■ Data listing

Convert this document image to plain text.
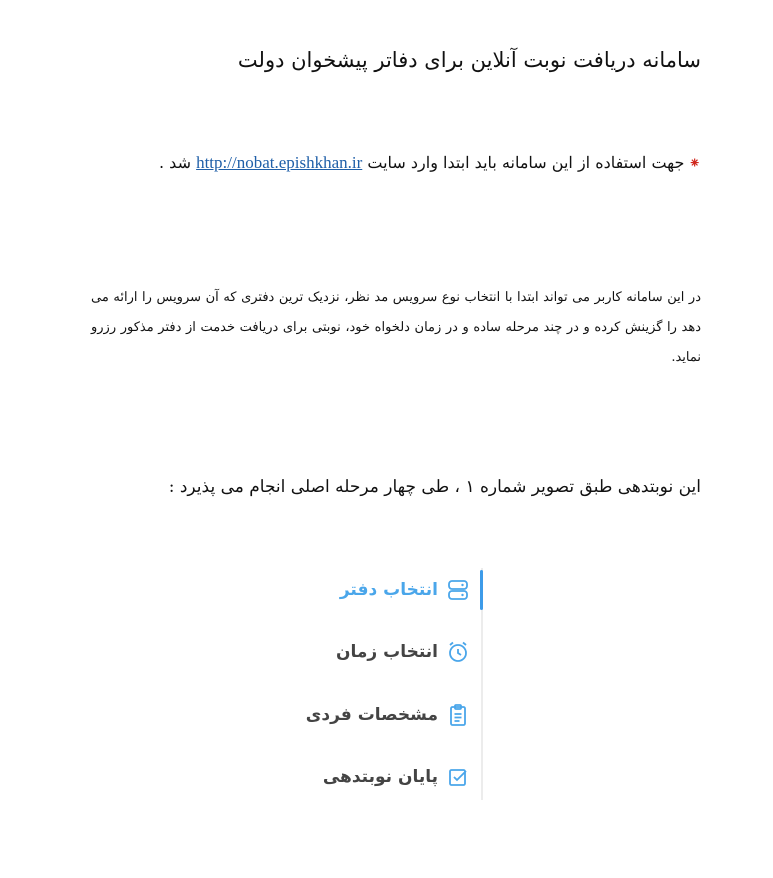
سامانه دریافت نوبت آنلاین برای دفاتر پیشخوان دولت
⁕جهت استفاده از این سامانه باید ابتدا وارد سایت http://nobat.epishkhan.ir شد .
در این سامانه کاربر می تواند ابتدا با انتخاب نوع سرویس مد نظر، نزدیک ترین دفتری که آن سرویس را ارائه می دهد را گزینش کرده و در چند مرحله ساده و در زمان دلخواه خود، نوبتی برای دریافت خدمت از دفتر مذکور رزرو نماید.
این نوبتدهی طبق تصویر شماره ۱ ، طی چهار مرحله اصلی انجام می پذیرد :
انتخاب دفتر
انتخاب زمان
مشخصات فردی
پایان نوبتدهی
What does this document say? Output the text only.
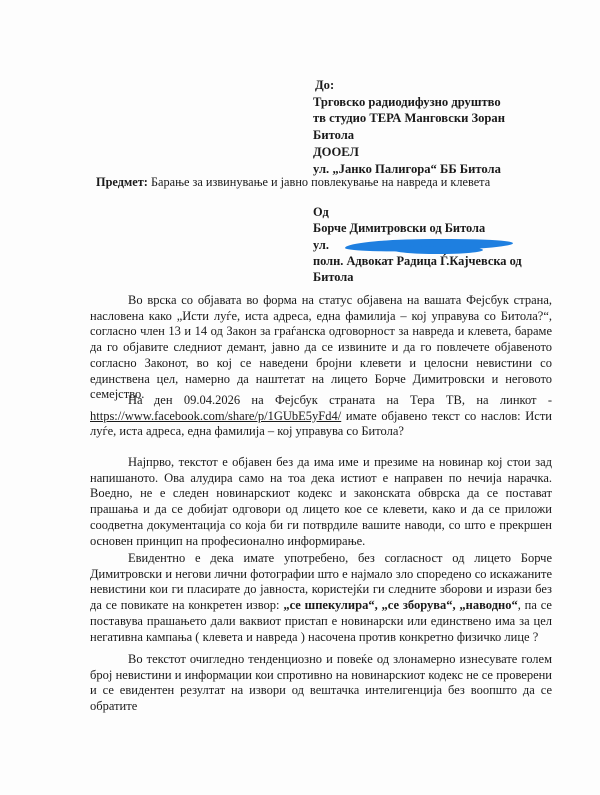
До:
Трговско радиодифузно друштво
тв студио ТЕРА Манговски Зоран
Битола
ДООЕЛ
ул. „Јанко Палигора“ ББ Битола
Предмет: Барање за извинување и јавно повлекување на навреда и клевета
Од
Борче Димитровски од Битола
ул.

полн. Адвокат Радица Ѓ.Кајчевска од
Битола
Во врска со објавата во форма на статус објавена на вашата Фејсбук страна, насловена како „Исти луѓе, иста адреса, една фамилија – кој управува со Битола?“, согласно член 13 и 14 од Закон за граѓанска одговорност за навреда и клевета, бараме да го објавите следниот демант, јавно да се извините и да го повлечете објавеното согласно Законот, во кој се наведени бројни клевети и целосни невистини со единствена цел, намерно да наштетат на лицето Борче Димитровски и неговото семејство.
На ден 09.04.2026 на Фејсбук страната на Тера ТВ, на линкот - https://www.facebook.com/share/p/1GUbE5yFd4/ имате објавено текст со наслов: Исти луѓе, иста адреса, една фамилија – кој управува со Битола?
Најпрво, текстот е објавен без да има име и презиме на новинар кој стои зад напишаното. Ова алудира само на тоа дека истиот е направен по нечија нарачка. Воедно, не е следен новинарскиот кодекс и законската обврска да се постават прашања и да се добијат одговори од лицето кое се клевети, како и да се приложи соодветна документација со која би ги потврдиле вашите наводи, со што е прекршен основен принцип на професионално информирање.
Евидентно е дека имате употребено, без согласност од лицето Борче Димитровски и негови лични фотографии што е најмало зло споредено со искажаните невистини кои ги пласирате до јавноста, користејќи ги следните зборови и изрази без да се повикате на конкретен извор: „се шпекулира“, „се зборува“, „наводно“, па се поставува прашањето дали ваквиот пристап е новинарски или единствено има за цел негативна кампања ( клевета и навреда ) насочена против конкретно физичко лице ?
Во текстот очигледно тенденциозно и повеќе од злонамерно изнесувате голем број невистини и информации кои спротивно на новинарскиот кодекс не се проверени и се евидентен резултат на извори од вештачка интелигенција без воопшто да се обратите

■ Your objective
How many of the lines above hold "луѓе"? Answer with only the number.

■ Answer to the task
2